Structured figure records
>>>>>

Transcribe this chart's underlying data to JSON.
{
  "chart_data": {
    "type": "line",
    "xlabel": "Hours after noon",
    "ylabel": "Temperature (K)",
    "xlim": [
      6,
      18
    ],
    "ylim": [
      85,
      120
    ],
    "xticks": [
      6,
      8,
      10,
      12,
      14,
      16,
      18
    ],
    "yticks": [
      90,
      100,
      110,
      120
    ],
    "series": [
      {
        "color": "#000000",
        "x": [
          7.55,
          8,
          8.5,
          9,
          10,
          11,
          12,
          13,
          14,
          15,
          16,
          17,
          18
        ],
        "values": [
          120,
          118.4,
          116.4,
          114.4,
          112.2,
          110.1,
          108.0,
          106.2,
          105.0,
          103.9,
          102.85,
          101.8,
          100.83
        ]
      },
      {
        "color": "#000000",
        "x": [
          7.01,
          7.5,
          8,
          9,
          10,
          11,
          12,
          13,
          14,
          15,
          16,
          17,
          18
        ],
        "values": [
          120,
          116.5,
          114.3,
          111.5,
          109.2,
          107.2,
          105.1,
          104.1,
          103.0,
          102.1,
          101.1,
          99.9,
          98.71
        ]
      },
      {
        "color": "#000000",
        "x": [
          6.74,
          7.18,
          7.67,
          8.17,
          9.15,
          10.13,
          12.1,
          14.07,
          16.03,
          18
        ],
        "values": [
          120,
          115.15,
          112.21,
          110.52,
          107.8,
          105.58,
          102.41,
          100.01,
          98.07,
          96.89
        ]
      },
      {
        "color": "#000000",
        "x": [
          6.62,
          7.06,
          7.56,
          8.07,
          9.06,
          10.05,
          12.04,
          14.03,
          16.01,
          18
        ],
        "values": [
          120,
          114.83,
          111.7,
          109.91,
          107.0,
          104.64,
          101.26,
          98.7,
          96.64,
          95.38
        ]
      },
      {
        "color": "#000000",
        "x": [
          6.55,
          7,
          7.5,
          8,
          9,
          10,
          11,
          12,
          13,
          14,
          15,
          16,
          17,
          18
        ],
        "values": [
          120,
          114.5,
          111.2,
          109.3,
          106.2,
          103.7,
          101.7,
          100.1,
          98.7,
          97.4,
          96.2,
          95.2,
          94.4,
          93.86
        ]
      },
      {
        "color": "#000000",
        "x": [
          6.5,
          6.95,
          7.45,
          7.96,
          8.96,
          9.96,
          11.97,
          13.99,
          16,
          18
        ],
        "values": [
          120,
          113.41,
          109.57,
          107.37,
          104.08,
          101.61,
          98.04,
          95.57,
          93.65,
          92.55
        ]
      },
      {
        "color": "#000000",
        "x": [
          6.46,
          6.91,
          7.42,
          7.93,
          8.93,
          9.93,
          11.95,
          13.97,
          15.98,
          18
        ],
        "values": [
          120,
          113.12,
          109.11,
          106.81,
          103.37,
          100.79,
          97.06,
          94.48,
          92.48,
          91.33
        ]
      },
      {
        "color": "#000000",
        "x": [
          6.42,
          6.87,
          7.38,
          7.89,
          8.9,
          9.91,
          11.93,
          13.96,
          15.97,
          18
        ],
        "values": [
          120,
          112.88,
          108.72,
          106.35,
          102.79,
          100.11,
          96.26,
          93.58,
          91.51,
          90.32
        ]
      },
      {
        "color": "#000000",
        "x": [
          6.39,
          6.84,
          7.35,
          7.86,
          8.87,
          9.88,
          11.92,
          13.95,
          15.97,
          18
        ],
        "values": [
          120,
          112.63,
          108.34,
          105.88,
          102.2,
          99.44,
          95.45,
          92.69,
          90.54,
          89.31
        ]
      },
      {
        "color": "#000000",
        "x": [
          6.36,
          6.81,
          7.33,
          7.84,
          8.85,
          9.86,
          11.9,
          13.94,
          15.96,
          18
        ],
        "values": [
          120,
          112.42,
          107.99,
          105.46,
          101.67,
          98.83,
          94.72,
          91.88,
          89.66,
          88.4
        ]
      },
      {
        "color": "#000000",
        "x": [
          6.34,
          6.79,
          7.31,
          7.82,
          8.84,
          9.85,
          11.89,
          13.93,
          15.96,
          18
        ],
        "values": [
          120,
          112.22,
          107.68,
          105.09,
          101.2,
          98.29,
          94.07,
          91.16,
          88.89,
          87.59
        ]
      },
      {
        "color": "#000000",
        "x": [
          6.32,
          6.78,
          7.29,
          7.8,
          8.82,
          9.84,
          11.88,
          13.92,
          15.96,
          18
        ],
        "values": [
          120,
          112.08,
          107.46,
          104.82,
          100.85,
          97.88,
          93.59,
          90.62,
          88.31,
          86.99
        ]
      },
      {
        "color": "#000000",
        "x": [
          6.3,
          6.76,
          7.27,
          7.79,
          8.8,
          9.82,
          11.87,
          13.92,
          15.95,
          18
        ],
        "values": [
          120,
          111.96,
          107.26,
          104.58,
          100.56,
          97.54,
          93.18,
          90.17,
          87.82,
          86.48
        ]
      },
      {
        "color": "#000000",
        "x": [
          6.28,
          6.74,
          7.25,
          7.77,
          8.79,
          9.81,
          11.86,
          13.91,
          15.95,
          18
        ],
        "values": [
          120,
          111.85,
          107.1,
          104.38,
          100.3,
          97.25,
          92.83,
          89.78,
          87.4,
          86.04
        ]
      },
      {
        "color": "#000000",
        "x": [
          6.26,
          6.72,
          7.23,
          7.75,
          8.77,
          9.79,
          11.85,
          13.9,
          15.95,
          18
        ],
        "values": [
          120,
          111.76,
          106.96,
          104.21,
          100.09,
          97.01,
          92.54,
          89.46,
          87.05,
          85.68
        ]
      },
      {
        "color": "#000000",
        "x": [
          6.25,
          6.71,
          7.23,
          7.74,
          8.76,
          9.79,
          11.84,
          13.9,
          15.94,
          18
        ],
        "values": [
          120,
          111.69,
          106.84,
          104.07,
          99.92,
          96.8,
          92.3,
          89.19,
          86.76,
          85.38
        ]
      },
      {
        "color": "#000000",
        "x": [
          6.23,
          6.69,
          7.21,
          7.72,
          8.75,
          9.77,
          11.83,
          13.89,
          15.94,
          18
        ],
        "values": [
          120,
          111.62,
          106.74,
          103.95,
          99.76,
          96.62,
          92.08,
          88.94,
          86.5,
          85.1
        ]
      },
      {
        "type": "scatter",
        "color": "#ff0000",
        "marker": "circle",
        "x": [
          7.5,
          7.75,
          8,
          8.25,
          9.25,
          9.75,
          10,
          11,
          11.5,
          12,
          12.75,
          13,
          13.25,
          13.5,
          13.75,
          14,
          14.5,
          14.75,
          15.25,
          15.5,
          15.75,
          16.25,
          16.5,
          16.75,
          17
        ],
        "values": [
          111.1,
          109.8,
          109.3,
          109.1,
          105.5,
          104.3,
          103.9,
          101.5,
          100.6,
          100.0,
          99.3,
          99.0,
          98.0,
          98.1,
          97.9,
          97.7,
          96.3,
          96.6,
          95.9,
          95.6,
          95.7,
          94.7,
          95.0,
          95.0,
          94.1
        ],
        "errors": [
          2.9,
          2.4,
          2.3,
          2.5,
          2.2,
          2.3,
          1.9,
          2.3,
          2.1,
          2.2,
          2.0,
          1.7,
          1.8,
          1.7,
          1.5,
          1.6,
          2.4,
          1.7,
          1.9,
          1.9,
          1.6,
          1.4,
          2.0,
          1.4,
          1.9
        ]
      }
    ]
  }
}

<<<<<

**Task instructions:** The records above should be duplicated in full, exactly as given.

**Response:**
Transcribe this chart's underlying data to JSON.
{
  "chart_data": {
    "type": "line",
    "xlabel": "Hours after noon",
    "ylabel": "Temperature (K)",
    "xlim": [
      6,
      18
    ],
    "ylim": [
      85,
      120
    ],
    "xticks": [
      6,
      8,
      10,
      12,
      14,
      16,
      18
    ],
    "yticks": [
      90,
      100,
      110,
      120
    ],
    "series": [
      {
        "color": "#000000",
        "x": [
          7.55,
          8,
          8.5,
          9,
          10,
          11,
          12,
          13,
          14,
          15,
          16,
          17,
          18
        ],
        "values": [
          120,
          118.4,
          116.4,
          114.4,
          112.2,
          110.1,
          108.0,
          106.2,
          105.0,
          103.9,
          102.85,
          101.8,
          100.83
        ]
      },
      {
        "color": "#000000",
        "x": [
          7.01,
          7.5,
          8,
          9,
          10,
          11,
          12,
          13,
          14,
          15,
          16,
          17,
          18
        ],
        "values": [
          120,
          116.5,
          114.3,
          111.5,
          109.2,
          107.2,
          105.1,
          104.1,
          103.0,
          102.1,
          101.1,
          99.9,
          98.71
        ]
      },
      {
        "color": "#000000",
        "x": [
          6.74,
          7.18,
          7.67,
          8.17,
          9.15,
          10.13,
          12.1,
          14.07,
          16.03,
          18
        ],
        "values": [
          120,
          115.15,
          112.21,
          110.52,
          107.8,
          105.58,
          102.41,
          100.01,
          98.07,
          96.89
        ]
      },
      {
        "color": "#000000",
        "x": [
          6.62,
          7.06,
          7.56,
          8.07,
          9.06,
          10.05,
          12.04,
          14.03,
          16.01,
          18
        ],
        "values": [
          120,
          114.83,
          111.7,
          109.91,
          107.0,
          104.64,
          101.26,
          98.7,
          96.64,
          95.38
        ]
      },
      {
        "color": "#000000",
        "x": [
          6.55,
          7,
          7.5,
          8,
          9,
          10,
          11,
          12,
          13,
          14,
          15,
          16,
          17,
          18
        ],
        "values": [
          120,
          114.5,
          111.2,
          109.3,
          106.2,
          103.7,
          101.7,
          100.1,
          98.7,
          97.4,
          96.2,
          95.2,
          94.4,
          93.86
        ]
      },
      {
        "color": "#000000",
        "x": [
          6.5,
          6.95,
          7.45,
          7.96,
          8.96,
          9.96,
          11.97,
          13.99,
          16,
          18
        ],
        "values": [
          120,
          113.41,
          109.57,
          107.37,
          104.08,
          101.61,
          98.04,
          95.57,
          93.65,
          92.55
        ]
      },
      {
        "color": "#000000",
        "x": [
          6.46,
          6.91,
          7.42,
          7.93,
          8.93,
          9.93,
          11.95,
          13.97,
          15.98,
          18
        ],
        "values": [
          120,
          113.12,
          109.11,
          106.81,
          103.37,
          100.79,
          97.06,
          94.48,
          92.48,
          91.33
        ]
      },
      {
        "color": "#000000",
        "x": [
          6.42,
          6.87,
          7.38,
          7.89,
          8.9,
          9.91,
          11.93,
          13.96,
          15.97,
          18
        ],
        "values": [
          120,
          112.88,
          108.72,
          106.35,
          102.79,
          100.11,
          96.26,
          93.58,
          91.51,
          90.32
        ]
      },
      {
        "color": "#000000",
        "x": [
          6.39,
          6.84,
          7.35,
          7.86,
          8.87,
          9.88,
          11.92,
          13.95,
          15.97,
          18
        ],
        "values": [
          120,
          112.63,
          108.34,
          105.88,
          102.2,
          99.44,
          95.45,
          92.69,
          90.54,
          89.31
        ]
      },
      {
        "color": "#000000",
        "x": [
          6.36,
          6.81,
          7.33,
          7.84,
          8.85,
          9.86,
          11.9,
          13.94,
          15.96,
          18
        ],
        "values": [
          120,
          112.42,
          107.99,
          105.46,
          101.67,
          98.83,
          94.72,
          91.88,
          89.66,
          88.4
        ]
      },
      {
        "color": "#000000",
        "x": [
          6.34,
          6.79,
          7.31,
          7.82,
          8.84,
          9.85,
          11.89,
          13.93,
          15.96,
          18
        ],
        "values": [
          120,
          112.22,
          107.68,
          105.09,
          101.2,
          98.29,
          94.07,
          91.16,
          88.89,
          87.59
        ]
      },
      {
        "color": "#000000",
        "x": [
          6.32,
          6.78,
          7.29,
          7.8,
          8.82,
          9.84,
          11.88,
          13.92,
          15.96,
          18
        ],
        "values": [
          120,
          112.08,
          107.46,
          104.82,
          100.85,
          97.88,
          93.59,
          90.62,
          88.31,
          86.99
        ]
      },
      {
        "color": "#000000",
        "x": [
          6.3,
          6.76,
          7.27,
          7.79,
          8.8,
          9.82,
          11.87,
          13.92,
          15.95,
          18
        ],
        "values": [
          120,
          111.96,
          107.26,
          104.58,
          100.56,
          97.54,
          93.18,
          90.17,
          87.82,
          86.48
        ]
      },
      {
        "color": "#000000",
        "x": [
          6.28,
          6.74,
          7.25,
          7.77,
          8.79,
          9.81,
          11.86,
          13.91,
          15.95,
          18
        ],
        "values": [
          120,
          111.85,
          107.1,
          104.38,
          100.3,
          97.25,
          92.83,
          89.78,
          87.4,
          86.04
        ]
      },
      {
        "color": "#000000",
        "x": [
          6.26,
          6.72,
          7.23,
          7.75,
          8.77,
          9.79,
          11.85,
          13.9,
          15.95,
          18
        ],
        "values": [
          120,
          111.76,
          106.96,
          104.21,
          100.09,
          97.01,
          92.54,
          89.46,
          87.05,
          85.68
        ]
      },
      {
        "color": "#000000",
        "x": [
          6.25,
          6.71,
          7.23,
          7.74,
          8.76,
          9.79,
          11.84,
          13.9,
          15.94,
          18
        ],
        "values": [
          120,
          111.69,
          106.84,
          104.07,
          99.92,
          96.8,
          92.3,
          89.19,
          86.76,
          85.38
        ]
      },
      {
        "color": "#000000",
        "x": [
          6.23,
          6.69,
          7.21,
          7.72,
          8.75,
          9.77,
          11.83,
          13.89,
          15.94,
          18
        ],
        "values": [
          120,
          111.62,
          106.74,
          103.95,
          99.76,
          96.62,
          92.08,
          88.94,
          86.5,
          85.1
        ]
      },
      {
        "type": "scatter",
        "color": "#ff0000",
        "marker": "circle",
        "x": [
          7.5,
          7.75,
          8,
          8.25,
          9.25,
          9.75,
          10,
          11,
          11.5,
          12,
          12.75,
          13,
          13.25,
          13.5,
          13.75,
          14,
          14.5,
          14.75,
          15.25,
          15.5,
          15.75,
          16.25,
          16.5,
          16.75,
          17
        ],
        "values": [
          111.1,
          109.8,
          109.3,
          109.1,
          105.5,
          104.3,
          103.9,
          101.5,
          100.6,
          100.0,
          99.3,
          99.0,
          98.0,
          98.1,
          97.9,
          97.7,
          96.3,
          96.6,
          95.9,
          95.6,
          95.7,
          94.7,
          95.0,
          95.0,
          94.1
        ],
        "errors": [
          2.9,
          2.4,
          2.3,
          2.5,
          2.2,
          2.3,
          1.9,
          2.3,
          2.1,
          2.2,
          2.0,
          1.7,
          1.8,
          1.7,
          1.5,
          1.6,
          2.4,
          1.7,
          1.9,
          1.9,
          1.6,
          1.4,
          2.0,
          1.4,
          1.9
        ]
      }
    ]
  }
}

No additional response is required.